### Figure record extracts
•••••

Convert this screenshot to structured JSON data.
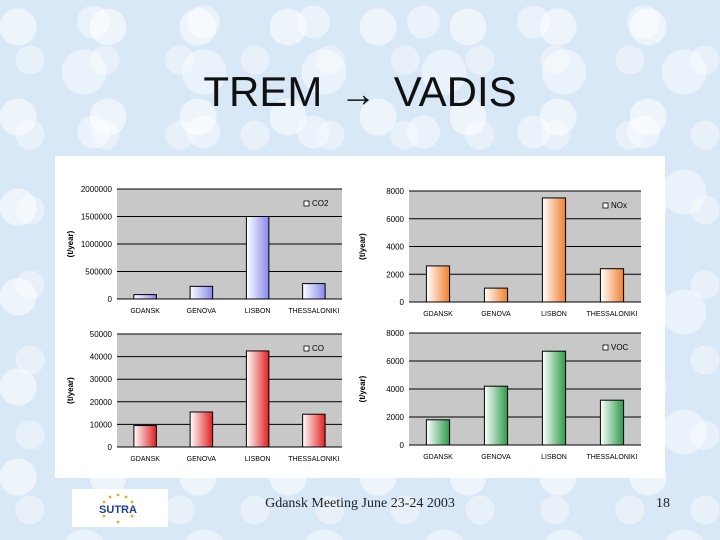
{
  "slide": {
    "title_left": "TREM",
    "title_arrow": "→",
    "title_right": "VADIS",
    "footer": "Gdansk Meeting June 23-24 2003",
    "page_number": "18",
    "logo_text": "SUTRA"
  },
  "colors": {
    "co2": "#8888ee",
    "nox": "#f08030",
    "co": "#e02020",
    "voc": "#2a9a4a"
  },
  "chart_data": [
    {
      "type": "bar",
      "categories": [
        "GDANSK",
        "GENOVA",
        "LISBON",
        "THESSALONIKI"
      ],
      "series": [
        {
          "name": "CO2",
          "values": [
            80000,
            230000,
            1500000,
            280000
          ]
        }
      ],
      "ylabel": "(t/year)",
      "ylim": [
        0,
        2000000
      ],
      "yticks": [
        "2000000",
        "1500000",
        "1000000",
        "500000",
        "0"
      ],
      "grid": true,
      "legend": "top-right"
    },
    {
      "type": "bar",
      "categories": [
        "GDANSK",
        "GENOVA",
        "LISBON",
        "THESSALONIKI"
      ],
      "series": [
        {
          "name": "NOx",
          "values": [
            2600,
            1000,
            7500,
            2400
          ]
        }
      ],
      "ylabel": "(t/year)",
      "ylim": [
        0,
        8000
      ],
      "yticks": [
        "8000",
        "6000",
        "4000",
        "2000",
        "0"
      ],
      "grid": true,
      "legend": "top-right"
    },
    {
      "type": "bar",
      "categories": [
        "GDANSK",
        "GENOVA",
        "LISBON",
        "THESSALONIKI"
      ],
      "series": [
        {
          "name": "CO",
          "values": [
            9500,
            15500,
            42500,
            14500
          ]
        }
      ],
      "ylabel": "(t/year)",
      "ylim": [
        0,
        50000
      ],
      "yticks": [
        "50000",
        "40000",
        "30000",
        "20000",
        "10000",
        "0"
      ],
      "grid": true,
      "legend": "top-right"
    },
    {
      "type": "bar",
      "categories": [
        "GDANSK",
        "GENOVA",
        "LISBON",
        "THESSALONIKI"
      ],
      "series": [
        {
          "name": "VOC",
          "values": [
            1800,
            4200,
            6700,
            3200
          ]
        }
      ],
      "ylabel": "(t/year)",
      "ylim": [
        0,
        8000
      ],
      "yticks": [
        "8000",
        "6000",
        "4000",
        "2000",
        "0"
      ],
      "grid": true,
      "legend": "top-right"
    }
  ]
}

•••••

### Goal
Copy out each record shown above without alteration, skipping any picture.

### Task answer
Convert this screenshot to structured JSON data.
{
  "slide": {
    "title_left": "TREM",
    "title_arrow": "→",
    "title_right": "VADIS",
    "footer": "Gdansk Meeting June 23-24 2003",
    "page_number": "18",
    "logo_text": "SUTRA"
  },
  "colors": {
    "co2": "#8888ee",
    "nox": "#f08030",
    "co": "#e02020",
    "voc": "#2a9a4a"
  },
  "chart_data": [
    {
      "type": "bar",
      "categories": [
        "GDANSK",
        "GENOVA",
        "LISBON",
        "THESSALONIKI"
      ],
      "series": [
        {
          "name": "CO2",
          "values": [
            80000,
            230000,
            1500000,
            280000
          ]
        }
      ],
      "ylabel": "(t/year)",
      "ylim": [
        0,
        2000000
      ],
      "yticks": [
        "2000000",
        "1500000",
        "1000000",
        "500000",
        "0"
      ],
      "grid": true,
      "legend": "top-right"
    },
    {
      "type": "bar",
      "categories": [
        "GDANSK",
        "GENOVA",
        "LISBON",
        "THESSALONIKI"
      ],
      "series": [
        {
          "name": "NOx",
          "values": [
            2600,
            1000,
            7500,
            2400
          ]
        }
      ],
      "ylabel": "(t/year)",
      "ylim": [
        0,
        8000
      ],
      "yticks": [
        "8000",
        "6000",
        "4000",
        "2000",
        "0"
      ],
      "grid": true,
      "legend": "top-right"
    },
    {
      "type": "bar",
      "categories": [
        "GDANSK",
        "GENOVA",
        "LISBON",
        "THESSALONIKI"
      ],
      "series": [
        {
          "name": "CO",
          "values": [
            9500,
            15500,
            42500,
            14500
          ]
        }
      ],
      "ylabel": "(t/year)",
      "ylim": [
        0,
        50000
      ],
      "yticks": [
        "50000",
        "40000",
        "30000",
        "20000",
        "10000",
        "0"
      ],
      "grid": true,
      "legend": "top-right"
    },
    {
      "type": "bar",
      "categories": [
        "GDANSK",
        "GENOVA",
        "LISBON",
        "THESSALONIKI"
      ],
      "series": [
        {
          "name": "VOC",
          "values": [
            1800,
            4200,
            6700,
            3200
          ]
        }
      ],
      "ylabel": "(t/year)",
      "ylim": [
        0,
        8000
      ],
      "yticks": [
        "8000",
        "6000",
        "4000",
        "2000",
        "0"
      ],
      "grid": true,
      "legend": "top-right"
    }
  ]
}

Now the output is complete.